Return the listing below verbatim. Pictures do not belong in the copy.

-- SUPPLIED DATA start --

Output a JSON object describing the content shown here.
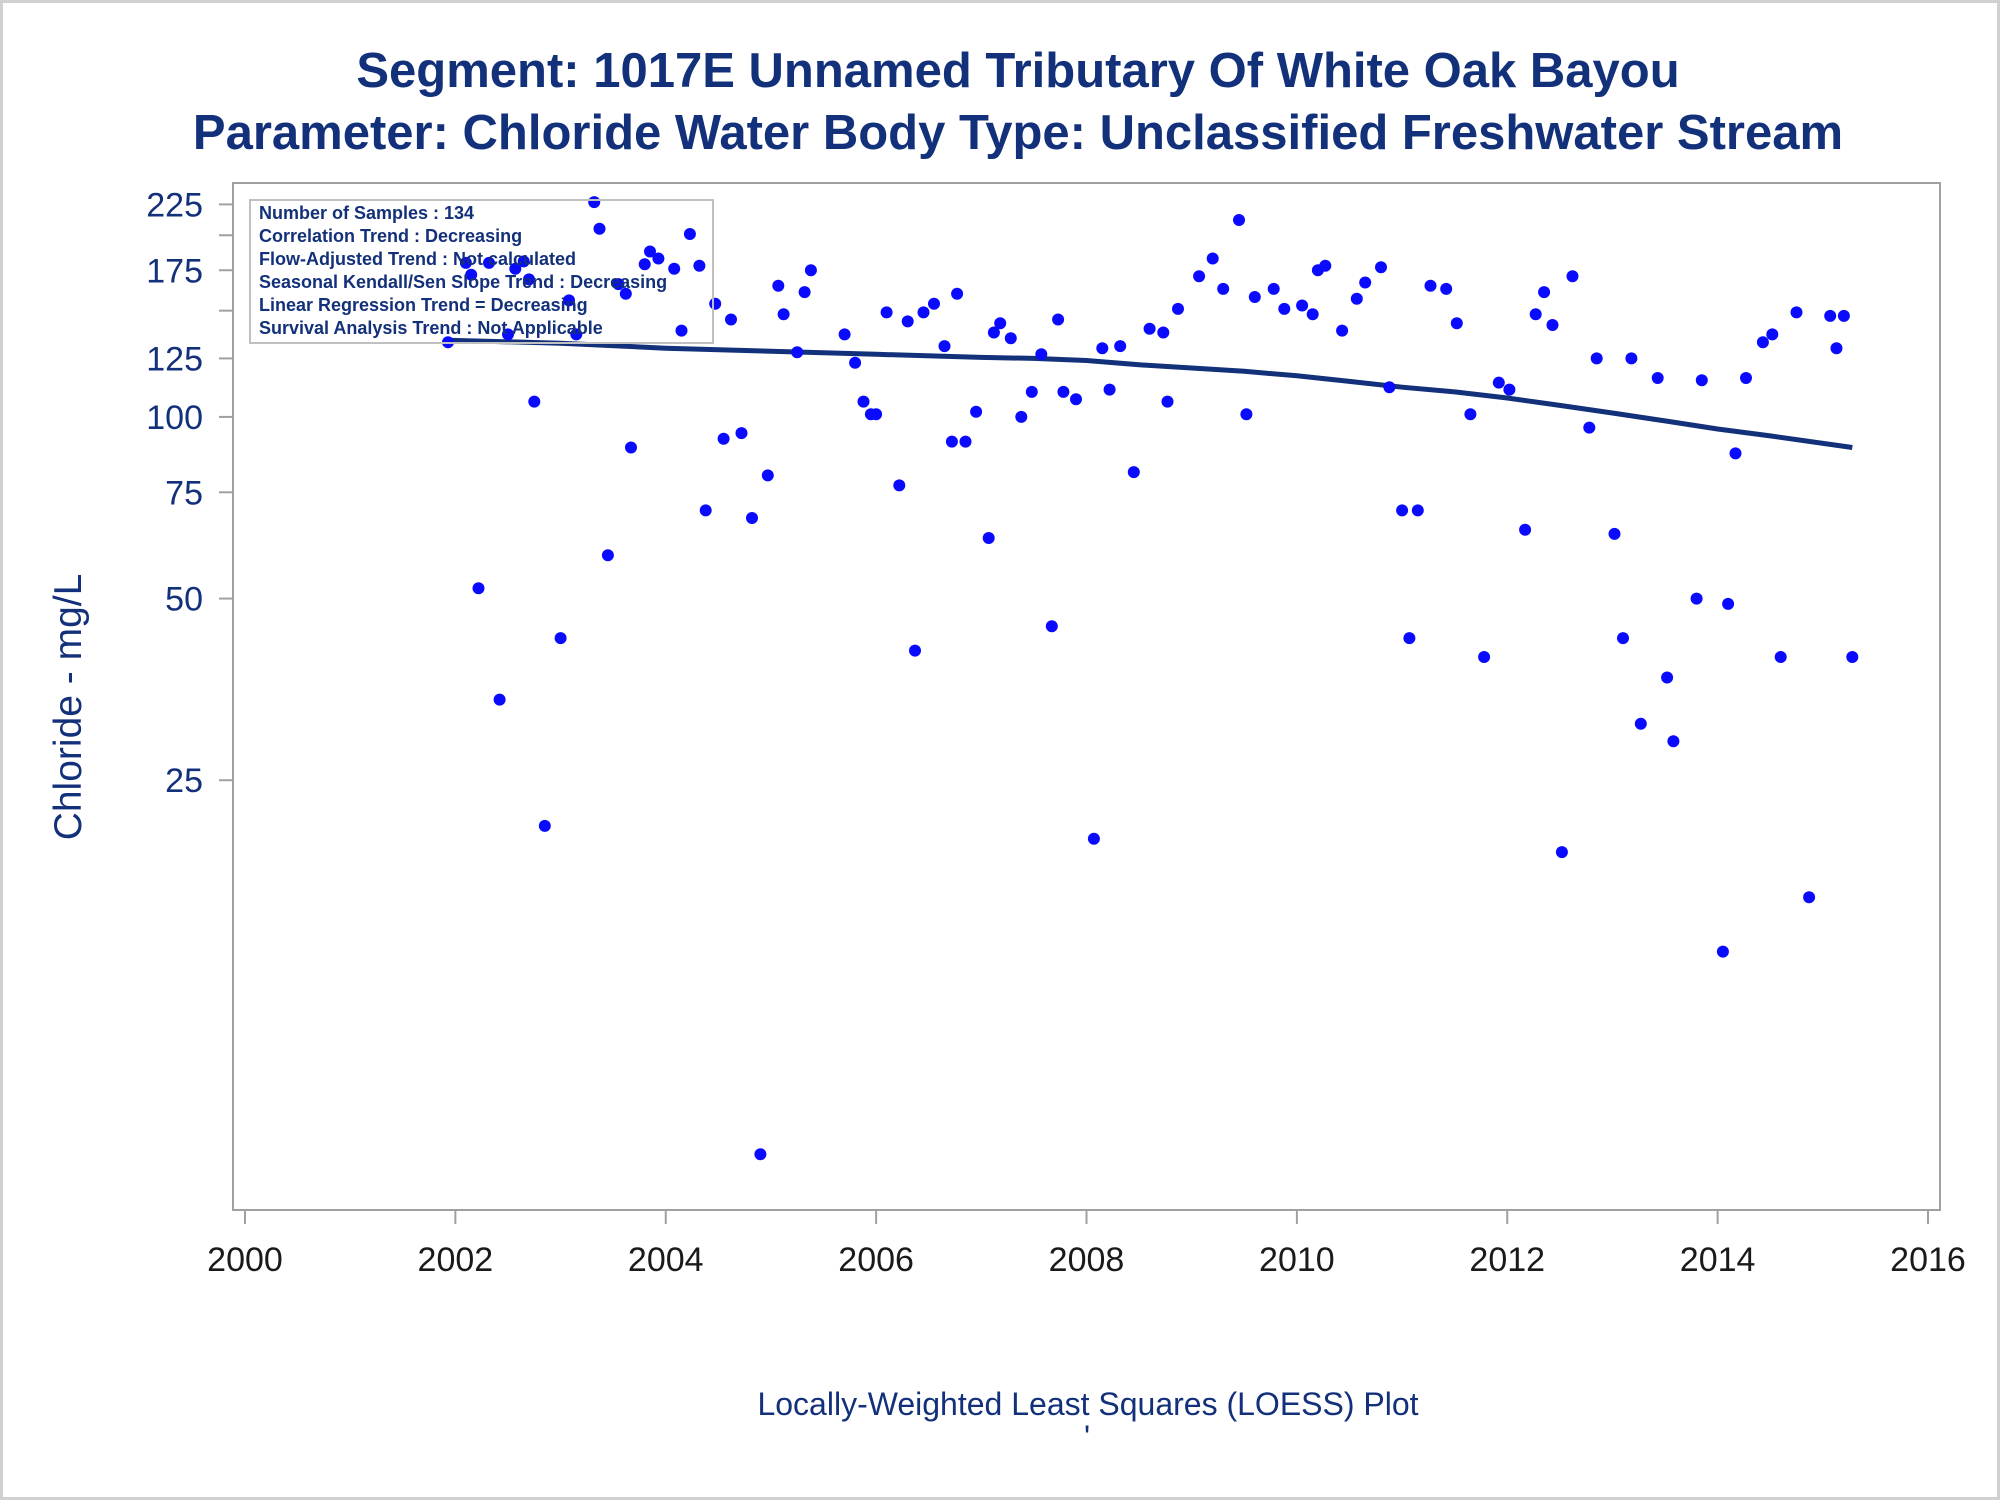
{
  "title": {
    "line1": "Segment: 1017E  Unnamed Tributary Of White Oak Bayou",
    "line2": "Parameter: Chloride   Water Body Type: Unclassified Freshwater Stream"
  },
  "inset": {
    "lines": [
      "Number of Samples : 134",
      "Correlation Trend : Decreasing",
      "Flow-Adjusted Trend : Not calculated",
      "Seasonal Kendall/Sen Slope Trend : Decreasing",
      "Linear Regression Trend = Decreasing",
      "Survival Analysis Trend : Not Applicable"
    ]
  },
  "caption": "Locally-Weighted Least Squares (LOESS) Plot",
  "caption_mark": "'",
  "colors": {
    "text": "#13307a",
    "points": "#0a0aff",
    "trend": "#13307a",
    "frame": "#a0a0a0"
  },
  "chart_data": {
    "type": "scatter",
    "xlabel": "",
    "ylabel": "Chloride - mg/L",
    "xlim": [
      2000,
      2016
    ],
    "x_ticks": [
      2000,
      2002,
      2004,
      2006,
      2008,
      2010,
      2012,
      2014,
      2016
    ],
    "y_scale": "log",
    "ylim": [
      5,
      235
    ],
    "y_ticks": [
      25,
      50,
      75,
      100,
      125,
      175,
      225
    ],
    "y_minor_ticks": [
      150,
      200
    ],
    "grid": false,
    "series": [
      {
        "kind": "points",
        "points": [
          [
            2001.93,
            133
          ],
          [
            2002.1,
            180
          ],
          [
            2002.15,
            172
          ],
          [
            2002.22,
            52
          ],
          [
            2002.32,
            180
          ],
          [
            2002.42,
            34
          ],
          [
            2002.5,
            137
          ],
          [
            2002.57,
            176
          ],
          [
            2002.65,
            181
          ],
          [
            2002.7,
            169
          ],
          [
            2002.75,
            106
          ],
          [
            2002.85,
            21
          ],
          [
            2003.0,
            43
          ],
          [
            2003.08,
            156
          ],
          [
            2003.15,
            137
          ],
          [
            2003.32,
            227
          ],
          [
            2003.37,
            205
          ],
          [
            2003.45,
            59
          ],
          [
            2003.55,
            166
          ],
          [
            2003.62,
            160
          ],
          [
            2003.67,
            89
          ],
          [
            2003.8,
            179
          ],
          [
            2003.85,
            188
          ],
          [
            2003.93,
            183
          ],
          [
            2004.08,
            176
          ],
          [
            2004.15,
            139
          ],
          [
            2004.23,
            201
          ],
          [
            2004.32,
            178
          ],
          [
            2004.38,
            70
          ],
          [
            2004.47,
            154
          ],
          [
            2004.55,
            92
          ],
          [
            2004.62,
            145
          ],
          [
            2004.72,
            94
          ],
          [
            2004.82,
            68
          ],
          [
            2004.9,
            6
          ],
          [
            2004.97,
            80
          ],
          [
            2005.07,
            165
          ],
          [
            2005.12,
            148
          ],
          [
            2005.25,
            128
          ],
          [
            2005.32,
            161
          ],
          [
            2005.38,
            175
          ],
          [
            2005.7,
            137
          ],
          [
            2005.8,
            123
          ],
          [
            2005.88,
            106
          ],
          [
            2005.95,
            101
          ],
          [
            2006.0,
            101
          ],
          [
            2006.1,
            149
          ],
          [
            2006.22,
            77
          ],
          [
            2006.3,
            144
          ],
          [
            2006.37,
            41
          ],
          [
            2006.45,
            149
          ],
          [
            2006.55,
            154
          ],
          [
            2006.65,
            131
          ],
          [
            2006.72,
            91
          ],
          [
            2006.77,
            160
          ],
          [
            2006.85,
            91
          ],
          [
            2006.95,
            102
          ],
          [
            2007.07,
            63
          ],
          [
            2007.12,
            138
          ],
          [
            2007.18,
            143
          ],
          [
            2007.28,
            135
          ],
          [
            2007.38,
            100
          ],
          [
            2007.48,
            110
          ],
          [
            2007.57,
            127
          ],
          [
            2007.67,
            45
          ],
          [
            2007.73,
            145
          ],
          [
            2007.78,
            110
          ],
          [
            2007.9,
            107
          ],
          [
            2008.07,
            20
          ],
          [
            2008.15,
            130
          ],
          [
            2008.22,
            111
          ],
          [
            2008.32,
            131
          ],
          [
            2008.45,
            81
          ],
          [
            2008.6,
            140
          ],
          [
            2008.73,
            138
          ],
          [
            2008.77,
            106
          ],
          [
            2008.87,
            151
          ],
          [
            2009.07,
            171
          ],
          [
            2009.2,
            183
          ],
          [
            2009.3,
            163
          ],
          [
            2009.45,
            212
          ],
          [
            2009.52,
            101
          ],
          [
            2009.6,
            158
          ],
          [
            2009.78,
            163
          ],
          [
            2009.88,
            151
          ],
          [
            2010.05,
            153
          ],
          [
            2010.15,
            148
          ],
          [
            2010.2,
            175
          ],
          [
            2010.27,
            178
          ],
          [
            2010.43,
            139
          ],
          [
            2010.57,
            157
          ],
          [
            2010.65,
            167
          ],
          [
            2010.8,
            177
          ],
          [
            2010.88,
            112
          ],
          [
            2011.0,
            70
          ],
          [
            2011.07,
            43
          ],
          [
            2011.15,
            70
          ],
          [
            2011.27,
            165
          ],
          [
            2011.42,
            163
          ],
          [
            2011.52,
            143
          ],
          [
            2011.65,
            101
          ],
          [
            2011.78,
            40
          ],
          [
            2011.92,
            114
          ],
          [
            2012.02,
            111
          ],
          [
            2012.17,
            65
          ],
          [
            2012.27,
            148
          ],
          [
            2012.35,
            161
          ],
          [
            2012.43,
            142
          ],
          [
            2012.52,
            19
          ],
          [
            2012.62,
            171
          ],
          [
            2012.78,
            96
          ],
          [
            2012.85,
            125
          ],
          [
            2013.02,
            64
          ],
          [
            2013.1,
            43
          ],
          [
            2013.18,
            125
          ],
          [
            2013.27,
            31
          ],
          [
            2013.43,
            116
          ],
          [
            2013.52,
            37
          ],
          [
            2013.58,
            29
          ],
          [
            2013.8,
            50
          ],
          [
            2013.85,
            115
          ],
          [
            2014.05,
            13
          ],
          [
            2014.1,
            49
          ],
          [
            2014.17,
            87
          ],
          [
            2014.27,
            116
          ],
          [
            2014.43,
            133
          ],
          [
            2014.52,
            137
          ],
          [
            2014.6,
            40
          ],
          [
            2014.75,
            149
          ],
          [
            2014.87,
            16
          ],
          [
            2015.07,
            147
          ],
          [
            2015.13,
            130
          ],
          [
            2015.2,
            147
          ],
          [
            2015.28,
            40
          ]
        ]
      },
      {
        "kind": "loess",
        "points": [
          [
            2001.93,
            134
          ],
          [
            2003.0,
            132.5
          ],
          [
            2004.0,
            130
          ],
          [
            2005.0,
            128.5
          ],
          [
            2006.0,
            127
          ],
          [
            2007.0,
            125.5
          ],
          [
            2007.5,
            125
          ],
          [
            2008.0,
            124
          ],
          [
            2008.5,
            122
          ],
          [
            2009.0,
            120.5
          ],
          [
            2009.5,
            119
          ],
          [
            2010.0,
            117
          ],
          [
            2010.5,
            114.5
          ],
          [
            2011.0,
            112
          ],
          [
            2011.5,
            110
          ],
          [
            2012.0,
            107.5
          ],
          [
            2012.5,
            104.5
          ],
          [
            2013.0,
            101.5
          ],
          [
            2013.5,
            98.5
          ],
          [
            2014.0,
            95.5
          ],
          [
            2014.5,
            93
          ],
          [
            2015.28,
            89
          ]
        ]
      }
    ]
  }
}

-- SUPPLIED DATA end --

- PROBLEM SOLUTION:
Output a JSON object describing the content shown here.
{
  "title": {
    "line1": "Segment: 1017E  Unnamed Tributary Of White Oak Bayou",
    "line2": "Parameter: Chloride   Water Body Type: Unclassified Freshwater Stream"
  },
  "inset": {
    "lines": [
      "Number of Samples : 134",
      "Correlation Trend : Decreasing",
      "Flow-Adjusted Trend : Not calculated",
      "Seasonal Kendall/Sen Slope Trend : Decreasing",
      "Linear Regression Trend = Decreasing",
      "Survival Analysis Trend : Not Applicable"
    ]
  },
  "caption": "Locally-Weighted Least Squares (LOESS) Plot",
  "caption_mark": "'",
  "colors": {
    "text": "#13307a",
    "points": "#0a0aff",
    "trend": "#13307a",
    "frame": "#a0a0a0"
  },
  "chart_data": {
    "type": "scatter",
    "xlabel": "",
    "ylabel": "Chloride - mg/L",
    "xlim": [
      2000,
      2016
    ],
    "x_ticks": [
      2000,
      2002,
      2004,
      2006,
      2008,
      2010,
      2012,
      2014,
      2016
    ],
    "y_scale": "log",
    "ylim": [
      5,
      235
    ],
    "y_ticks": [
      25,
      50,
      75,
      100,
      125,
      175,
      225
    ],
    "y_minor_ticks": [
      150,
      200
    ],
    "grid": false,
    "series": [
      {
        "kind": "points",
        "points": [
          [
            2001.93,
            133
          ],
          [
            2002.1,
            180
          ],
          [
            2002.15,
            172
          ],
          [
            2002.22,
            52
          ],
          [
            2002.32,
            180
          ],
          [
            2002.42,
            34
          ],
          [
            2002.5,
            137
          ],
          [
            2002.57,
            176
          ],
          [
            2002.65,
            181
          ],
          [
            2002.7,
            169
          ],
          [
            2002.75,
            106
          ],
          [
            2002.85,
            21
          ],
          [
            2003.0,
            43
          ],
          [
            2003.08,
            156
          ],
          [
            2003.15,
            137
          ],
          [
            2003.32,
            227
          ],
          [
            2003.37,
            205
          ],
          [
            2003.45,
            59
          ],
          [
            2003.55,
            166
          ],
          [
            2003.62,
            160
          ],
          [
            2003.67,
            89
          ],
          [
            2003.8,
            179
          ],
          [
            2003.85,
            188
          ],
          [
            2003.93,
            183
          ],
          [
            2004.08,
            176
          ],
          [
            2004.15,
            139
          ],
          [
            2004.23,
            201
          ],
          [
            2004.32,
            178
          ],
          [
            2004.38,
            70
          ],
          [
            2004.47,
            154
          ],
          [
            2004.55,
            92
          ],
          [
            2004.62,
            145
          ],
          [
            2004.72,
            94
          ],
          [
            2004.82,
            68
          ],
          [
            2004.9,
            6
          ],
          [
            2004.97,
            80
          ],
          [
            2005.07,
            165
          ],
          [
            2005.12,
            148
          ],
          [
            2005.25,
            128
          ],
          [
            2005.32,
            161
          ],
          [
            2005.38,
            175
          ],
          [
            2005.7,
            137
          ],
          [
            2005.8,
            123
          ],
          [
            2005.88,
            106
          ],
          [
            2005.95,
            101
          ],
          [
            2006.0,
            101
          ],
          [
            2006.1,
            149
          ],
          [
            2006.22,
            77
          ],
          [
            2006.3,
            144
          ],
          [
            2006.37,
            41
          ],
          [
            2006.45,
            149
          ],
          [
            2006.55,
            154
          ],
          [
            2006.65,
            131
          ],
          [
            2006.72,
            91
          ],
          [
            2006.77,
            160
          ],
          [
            2006.85,
            91
          ],
          [
            2006.95,
            102
          ],
          [
            2007.07,
            63
          ],
          [
            2007.12,
            138
          ],
          [
            2007.18,
            143
          ],
          [
            2007.28,
            135
          ],
          [
            2007.38,
            100
          ],
          [
            2007.48,
            110
          ],
          [
            2007.57,
            127
          ],
          [
            2007.67,
            45
          ],
          [
            2007.73,
            145
          ],
          [
            2007.78,
            110
          ],
          [
            2007.9,
            107
          ],
          [
            2008.07,
            20
          ],
          [
            2008.15,
            130
          ],
          [
            2008.22,
            111
          ],
          [
            2008.32,
            131
          ],
          [
            2008.45,
            81
          ],
          [
            2008.6,
            140
          ],
          [
            2008.73,
            138
          ],
          [
            2008.77,
            106
          ],
          [
            2008.87,
            151
          ],
          [
            2009.07,
            171
          ],
          [
            2009.2,
            183
          ],
          [
            2009.3,
            163
          ],
          [
            2009.45,
            212
          ],
          [
            2009.52,
            101
          ],
          [
            2009.6,
            158
          ],
          [
            2009.78,
            163
          ],
          [
            2009.88,
            151
          ],
          [
            2010.05,
            153
          ],
          [
            2010.15,
            148
          ],
          [
            2010.2,
            175
          ],
          [
            2010.27,
            178
          ],
          [
            2010.43,
            139
          ],
          [
            2010.57,
            157
          ],
          [
            2010.65,
            167
          ],
          [
            2010.8,
            177
          ],
          [
            2010.88,
            112
          ],
          [
            2011.0,
            70
          ],
          [
            2011.07,
            43
          ],
          [
            2011.15,
            70
          ],
          [
            2011.27,
            165
          ],
          [
            2011.42,
            163
          ],
          [
            2011.52,
            143
          ],
          [
            2011.65,
            101
          ],
          [
            2011.78,
            40
          ],
          [
            2011.92,
            114
          ],
          [
            2012.02,
            111
          ],
          [
            2012.17,
            65
          ],
          [
            2012.27,
            148
          ],
          [
            2012.35,
            161
          ],
          [
            2012.43,
            142
          ],
          [
            2012.52,
            19
          ],
          [
            2012.62,
            171
          ],
          [
            2012.78,
            96
          ],
          [
            2012.85,
            125
          ],
          [
            2013.02,
            64
          ],
          [
            2013.1,
            43
          ],
          [
            2013.18,
            125
          ],
          [
            2013.27,
            31
          ],
          [
            2013.43,
            116
          ],
          [
            2013.52,
            37
          ],
          [
            2013.58,
            29
          ],
          [
            2013.8,
            50
          ],
          [
            2013.85,
            115
          ],
          [
            2014.05,
            13
          ],
          [
            2014.1,
            49
          ],
          [
            2014.17,
            87
          ],
          [
            2014.27,
            116
          ],
          [
            2014.43,
            133
          ],
          [
            2014.52,
            137
          ],
          [
            2014.6,
            40
          ],
          [
            2014.75,
            149
          ],
          [
            2014.87,
            16
          ],
          [
            2015.07,
            147
          ],
          [
            2015.13,
            130
          ],
          [
            2015.2,
            147
          ],
          [
            2015.28,
            40
          ]
        ]
      },
      {
        "kind": "loess",
        "points": [
          [
            2001.93,
            134
          ],
          [
            2003.0,
            132.5
          ],
          [
            2004.0,
            130
          ],
          [
            2005.0,
            128.5
          ],
          [
            2006.0,
            127
          ],
          [
            2007.0,
            125.5
          ],
          [
            2007.5,
            125
          ],
          [
            2008.0,
            124
          ],
          [
            2008.5,
            122
          ],
          [
            2009.0,
            120.5
          ],
          [
            2009.5,
            119
          ],
          [
            2010.0,
            117
          ],
          [
            2010.5,
            114.5
          ],
          [
            2011.0,
            112
          ],
          [
            2011.5,
            110
          ],
          [
            2012.0,
            107.5
          ],
          [
            2012.5,
            104.5
          ],
          [
            2013.0,
            101.5
          ],
          [
            2013.5,
            98.5
          ],
          [
            2014.0,
            95.5
          ],
          [
            2014.5,
            93
          ],
          [
            2015.28,
            89
          ]
        ]
      }
    ]
  }
}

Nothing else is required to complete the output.